%%

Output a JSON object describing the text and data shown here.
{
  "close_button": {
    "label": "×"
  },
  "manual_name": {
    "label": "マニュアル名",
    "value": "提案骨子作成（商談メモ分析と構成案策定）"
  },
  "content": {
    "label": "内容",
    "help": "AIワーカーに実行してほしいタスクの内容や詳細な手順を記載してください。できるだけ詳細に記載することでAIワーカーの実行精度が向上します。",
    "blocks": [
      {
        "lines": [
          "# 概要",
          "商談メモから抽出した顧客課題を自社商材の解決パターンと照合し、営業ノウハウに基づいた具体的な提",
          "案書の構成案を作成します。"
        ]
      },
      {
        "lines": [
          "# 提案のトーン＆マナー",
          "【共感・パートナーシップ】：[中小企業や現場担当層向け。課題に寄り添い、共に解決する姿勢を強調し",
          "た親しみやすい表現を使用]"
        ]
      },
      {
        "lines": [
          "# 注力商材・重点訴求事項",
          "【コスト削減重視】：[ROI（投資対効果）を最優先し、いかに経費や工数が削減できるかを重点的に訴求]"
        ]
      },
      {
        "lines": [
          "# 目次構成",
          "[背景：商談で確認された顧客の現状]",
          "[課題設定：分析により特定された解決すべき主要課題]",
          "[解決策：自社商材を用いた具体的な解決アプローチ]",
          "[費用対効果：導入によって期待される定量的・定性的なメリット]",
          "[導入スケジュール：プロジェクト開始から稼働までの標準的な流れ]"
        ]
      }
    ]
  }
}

%%

Task goal – Using the listing above, please repeat every entry exactly.

Response below –
Output a JSON object describing the text and data shown here.
{
  "close_button": {
    "label": "×"
  },
  "manual_name": {
    "label": "マニュアル名",
    "value": "提案骨子作成（商談メモ分析と構成案策定）"
  },
  "content": {
    "label": "内容",
    "help": "AIワーカーに実行してほしいタスクの内容や詳細な手順を記載してください。できるだけ詳細に記載することでAIワーカーの実行精度が向上します。",
    "blocks": [
      {
        "lines": [
          "# 概要",
          "商談メモから抽出した顧客課題を自社商材の解決パターンと照合し、営業ノウハウに基づいた具体的な提",
          "案書の構成案を作成します。"
        ]
      },
      {
        "lines": [
          "# 提案のトーン＆マナー",
          "【共感・パートナーシップ】：[中小企業や現場担当層向け。課題に寄り添い、共に解決する姿勢を強調し",
          "た親しみやすい表現を使用]"
        ]
      },
      {
        "lines": [
          "# 注力商材・重点訴求事項",
          "【コスト削減重視】：[ROI（投資対効果）を最優先し、いかに経費や工数が削減できるかを重点的に訴求]"
        ]
      },
      {
        "lines": [
          "# 目次構成",
          "[背景：商談で確認された顧客の現状]",
          "[課題設定：分析により特定された解決すべき主要課題]",
          "[解決策：自社商材を用いた具体的な解決アプローチ]",
          "[費用対効果：導入によって期待される定量的・定性的なメリット]",
          "[導入スケジュール：プロジェクト開始から稼働までの標準的な流れ]"
        ]
      }
    ]
  }
}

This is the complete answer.